• Metin
======
İlk Derece Mahkemesinin yukarıda belirtilen kararına karşı süresi içinde davacılar vekili istinaf başvurusunda bulunmuştur.

B. İstinaf Sebepleri

Davacılar vekili istinaf dilekçesinde özetle; bir kazandırmanın bağış olarak nitelendirilebilmesi için bağış amacını taşıyan davranışın ve iradenin duraksamaya yer vermeyecek şekilde olması gerektiğini, eşlerin evlilik birliğindeki güvene dayalı olarak birlikte yaptıkları yatırımın bağış olarak kabul edilemeyeceğini, murisin bağış iradesi bulunmadığını, gerçek bir satış olmadığının kabul edilmesi, tek başına bağış yapıldığının kabulüne yeterli olmadığını, dinlenen tanık beyanlarına göre murisin Almanya'da emekli olabilmek için üzerinde mal varlığı bulunmaması amacıyla eşi adına tescil işlemini yaptığını, davalı tarafın da tapu iptal tescil davasında bağış olgusunu kabul etmediğini, böylelikle de bağış iradesinin ortaya konulmadığını belirterek, hükmün tamamı yönünden İlk Derece Mahkemesinin kararının lehlerine kaldırılmasını talep ederek istinaf yoluna başvurmuştur.

C. Gerekçe ve Sonuç

Bölge Adliye Mahkemesinin yukarıda başlıkta tarih ve sayısı belirtilen kararı ile İlk Derece Mahkemesi kararının usul ve yasaya uygun olduğu gerekçesiyle istinaf başvurusunun esastan reddine karar verilmiştir.

V. TEMYİZ

A. Temyiz Yoluna Başvuranlar

Bölge Adliye Mahkemesinin yukarıda belirtilen kararına karşı süresi içinde davacılar vekili tarafından temyiz isteminde bulunmuştur.
======
• Öğeler
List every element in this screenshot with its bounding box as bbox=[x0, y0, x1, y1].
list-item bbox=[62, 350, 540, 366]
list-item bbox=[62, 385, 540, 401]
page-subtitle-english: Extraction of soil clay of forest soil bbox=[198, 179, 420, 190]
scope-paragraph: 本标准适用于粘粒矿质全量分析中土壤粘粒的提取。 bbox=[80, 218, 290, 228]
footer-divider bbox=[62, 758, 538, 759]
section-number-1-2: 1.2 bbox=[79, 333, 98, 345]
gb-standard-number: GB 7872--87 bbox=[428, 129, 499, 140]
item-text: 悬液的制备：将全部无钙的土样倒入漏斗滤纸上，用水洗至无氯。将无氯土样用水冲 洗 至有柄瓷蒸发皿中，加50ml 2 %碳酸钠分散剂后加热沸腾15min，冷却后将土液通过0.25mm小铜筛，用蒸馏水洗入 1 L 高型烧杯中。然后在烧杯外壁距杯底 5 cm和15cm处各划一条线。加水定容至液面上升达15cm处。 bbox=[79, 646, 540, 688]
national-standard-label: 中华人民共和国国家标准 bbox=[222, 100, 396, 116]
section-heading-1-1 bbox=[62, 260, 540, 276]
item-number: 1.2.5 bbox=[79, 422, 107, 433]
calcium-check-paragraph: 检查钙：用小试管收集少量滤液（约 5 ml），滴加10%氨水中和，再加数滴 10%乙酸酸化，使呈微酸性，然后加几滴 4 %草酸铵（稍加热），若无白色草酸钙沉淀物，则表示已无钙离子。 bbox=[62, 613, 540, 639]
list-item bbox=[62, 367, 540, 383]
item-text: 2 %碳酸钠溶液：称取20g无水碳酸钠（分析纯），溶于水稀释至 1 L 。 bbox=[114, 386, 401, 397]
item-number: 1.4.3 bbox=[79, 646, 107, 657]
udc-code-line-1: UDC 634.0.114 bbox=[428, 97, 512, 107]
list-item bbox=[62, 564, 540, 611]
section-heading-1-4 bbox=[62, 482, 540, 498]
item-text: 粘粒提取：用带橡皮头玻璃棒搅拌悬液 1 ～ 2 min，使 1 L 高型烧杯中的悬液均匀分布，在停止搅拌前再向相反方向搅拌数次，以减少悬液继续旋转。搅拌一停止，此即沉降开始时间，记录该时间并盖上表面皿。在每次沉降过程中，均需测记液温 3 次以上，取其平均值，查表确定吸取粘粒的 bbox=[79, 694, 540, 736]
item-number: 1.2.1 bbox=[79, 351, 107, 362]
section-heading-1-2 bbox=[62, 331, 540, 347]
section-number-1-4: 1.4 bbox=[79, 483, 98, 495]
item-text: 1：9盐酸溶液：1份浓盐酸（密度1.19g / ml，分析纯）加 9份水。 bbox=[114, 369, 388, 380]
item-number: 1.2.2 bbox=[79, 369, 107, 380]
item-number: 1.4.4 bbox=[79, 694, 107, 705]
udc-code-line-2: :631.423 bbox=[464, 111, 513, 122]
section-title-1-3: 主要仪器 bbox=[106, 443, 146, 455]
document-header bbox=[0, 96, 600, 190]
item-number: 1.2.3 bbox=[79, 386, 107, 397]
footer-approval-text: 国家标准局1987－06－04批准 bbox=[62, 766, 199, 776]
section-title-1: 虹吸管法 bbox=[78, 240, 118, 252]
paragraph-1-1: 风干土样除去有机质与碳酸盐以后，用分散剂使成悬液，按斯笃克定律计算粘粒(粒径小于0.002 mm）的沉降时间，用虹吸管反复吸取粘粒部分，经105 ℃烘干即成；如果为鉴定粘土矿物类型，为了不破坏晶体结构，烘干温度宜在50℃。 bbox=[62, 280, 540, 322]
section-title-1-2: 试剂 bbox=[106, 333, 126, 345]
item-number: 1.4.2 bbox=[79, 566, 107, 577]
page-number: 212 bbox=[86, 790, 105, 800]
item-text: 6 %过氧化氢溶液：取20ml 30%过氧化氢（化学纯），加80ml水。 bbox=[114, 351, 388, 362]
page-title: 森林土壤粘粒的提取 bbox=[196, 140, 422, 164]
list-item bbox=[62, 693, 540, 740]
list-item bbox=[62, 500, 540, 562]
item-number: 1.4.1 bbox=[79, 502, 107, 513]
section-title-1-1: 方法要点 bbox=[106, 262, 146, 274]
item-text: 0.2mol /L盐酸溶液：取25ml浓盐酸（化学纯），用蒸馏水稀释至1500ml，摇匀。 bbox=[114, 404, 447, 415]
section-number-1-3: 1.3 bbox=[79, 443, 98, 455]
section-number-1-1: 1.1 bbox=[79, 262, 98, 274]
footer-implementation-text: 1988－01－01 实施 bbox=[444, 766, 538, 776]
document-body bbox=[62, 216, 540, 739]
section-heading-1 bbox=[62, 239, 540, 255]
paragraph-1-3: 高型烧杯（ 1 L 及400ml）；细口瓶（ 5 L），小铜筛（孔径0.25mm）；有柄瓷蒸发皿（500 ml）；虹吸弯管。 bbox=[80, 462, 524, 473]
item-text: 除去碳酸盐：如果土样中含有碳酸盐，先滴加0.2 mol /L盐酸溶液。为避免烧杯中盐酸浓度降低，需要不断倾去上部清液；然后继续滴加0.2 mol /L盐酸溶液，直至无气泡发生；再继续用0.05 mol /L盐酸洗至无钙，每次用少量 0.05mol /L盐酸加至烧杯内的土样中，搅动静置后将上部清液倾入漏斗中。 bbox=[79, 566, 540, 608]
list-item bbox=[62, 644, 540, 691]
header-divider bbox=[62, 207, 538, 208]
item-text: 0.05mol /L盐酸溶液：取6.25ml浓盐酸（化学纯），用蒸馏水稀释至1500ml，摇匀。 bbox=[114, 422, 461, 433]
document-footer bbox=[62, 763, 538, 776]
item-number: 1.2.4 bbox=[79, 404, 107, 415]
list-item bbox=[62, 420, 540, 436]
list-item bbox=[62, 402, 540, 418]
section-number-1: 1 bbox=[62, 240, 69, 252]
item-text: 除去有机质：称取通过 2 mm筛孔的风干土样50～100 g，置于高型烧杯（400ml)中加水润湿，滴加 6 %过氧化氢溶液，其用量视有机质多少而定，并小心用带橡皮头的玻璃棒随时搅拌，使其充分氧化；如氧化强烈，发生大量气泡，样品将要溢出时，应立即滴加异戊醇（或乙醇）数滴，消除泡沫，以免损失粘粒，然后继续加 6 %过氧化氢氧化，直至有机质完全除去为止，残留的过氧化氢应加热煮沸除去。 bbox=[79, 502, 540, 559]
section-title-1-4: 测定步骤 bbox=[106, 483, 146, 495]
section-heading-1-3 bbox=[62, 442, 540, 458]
======
• Görevler ve Alıştırmalar
1) Karar metnine göre Bölge Adliye Mahkemesi istinaf başvurusu hakkında ne karar vermiştir?
2) Karar metnindeki istinaf sebeplerine göre murisin tescil işlemini eşi adına neden yaptığını açıklayınız.
3) Karar metnini kaldığı yerden sürdürünüz.

• Görev Sonuçları
1) İstinaf başvurusunun esastan reddine karar vermiştir.

2) Davacılar vekili, dinlenen tanık beyanlarına dayanarak murisin Almanya'da emekli olabilmesi için üzerinde mal varlığı bulunmamasını amaçladığını belirtmiştir. Bu nedenle tescil işlemini eşi adına yaptırmıştır.

3)
B. Temyiz Sebepleri

Davacılar vekili istinaf başvuru dilekçesinde öne sürdüğü sebeplerle Bölge Adliye Mahkemesinin istinaf başvurusunun esastan reddi kararının hatalı olduğunu belirterek hükmün tamamı yönünden Bölge Adliye Mahkemesi kararının bozulması talep etmiştir.

C. Gerekçe

1. Uyuşmazlık ve Hukuki Nitelendirme

Uyuşmazlık, davalı adına kayıtlı taşınmazın, davacıların murisi tarafından bağışlanmak sureti ile davalının kişisel malı niteliğinde olup olmadığı, davacıların değer artış payı ve katılma alacağı bulunup bulunmadığı noktasında toplanmaktadır.

2. İlgili Hukuk

6100 sayılı Hukuk Muhakemeleri Kanunu'nun (6100 sayılı Kanun) 190 ıncı maddesi, 369 uncu maddesinin birinci fıkrası ile 370 ve 371 inci maddeleri; 4721 sayılı Kanun'un 6 ncı maddesi, 179 uncu maddesi, 202 nci maddesi, 219 uncu maddesi, 220 nci maddesi, 222 nci maddesi, 225 inci maddesinin ikinci fıkrası, 226 ncı maddesi, 227 nci maddesi, 229 uncu maddesi, 230 uncu maddesi, 231 inci maddesi, 235 inci maddesinin birinci fıkrası, 236 ıncı maddesinin birinci fıkrası.

3. Değerlendirme

1.Bölge adliye mahkemelerinin nihai kararlarının bozulması 6100 sayılı Kanun'un 371 inci maddesinde yer alan sebeplerden birinin varlığı hâlinde mümkündür.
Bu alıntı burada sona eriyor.